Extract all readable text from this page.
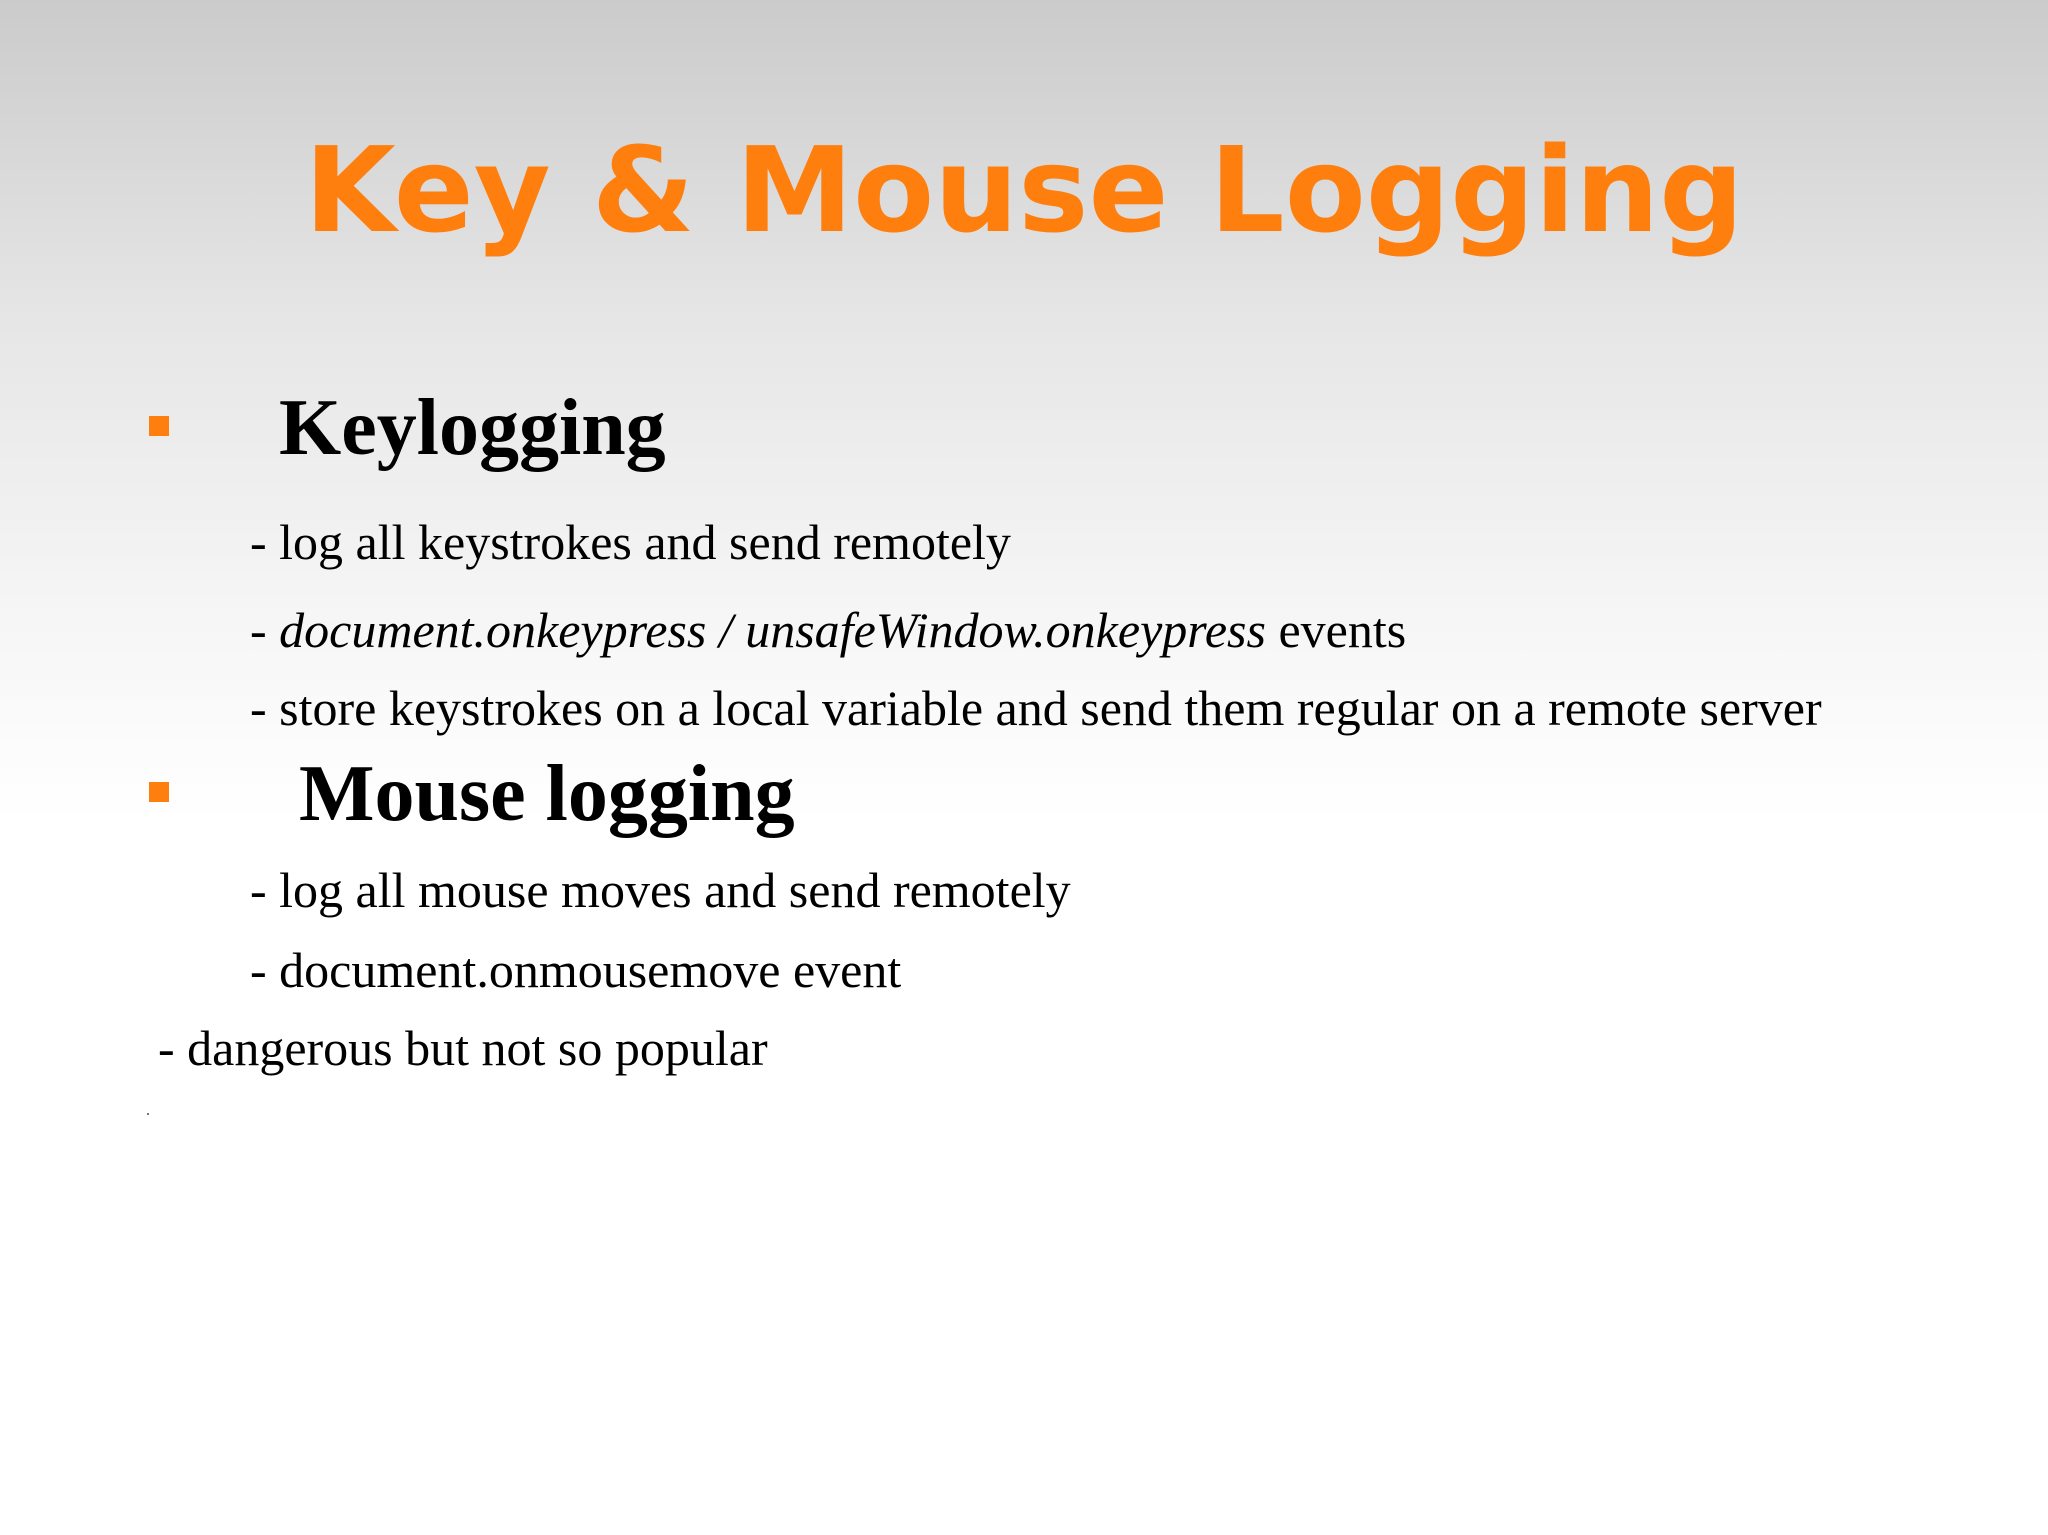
Key & Mouse Logging
Keylogging
- log all keystrokes and send remotely
- document.onkeypress / unsafeWindow.onkeypress events
- store keystrokes on a local variable and send them regular on a remote server
Mouse logging
- log all mouse moves and send remotely
- document.onmousemove event
- dangerous but not so popular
◇ ◇ ◇ ◇
Exercise:
All of the data above should be transcribed verbatim, with pictures omitted.

Solution:
Extract all readable text from this page.
Key & Mouse Logging
Keylogging
- log all keystrokes and send remotely
- document.onkeypress / unsafeWindow.onkeypress events
- store keystrokes on a local variable and send them regular on a remote server
Mouse logging
- log all mouse moves and send remotely
- document.onmousemove event
- dangerous but not so popular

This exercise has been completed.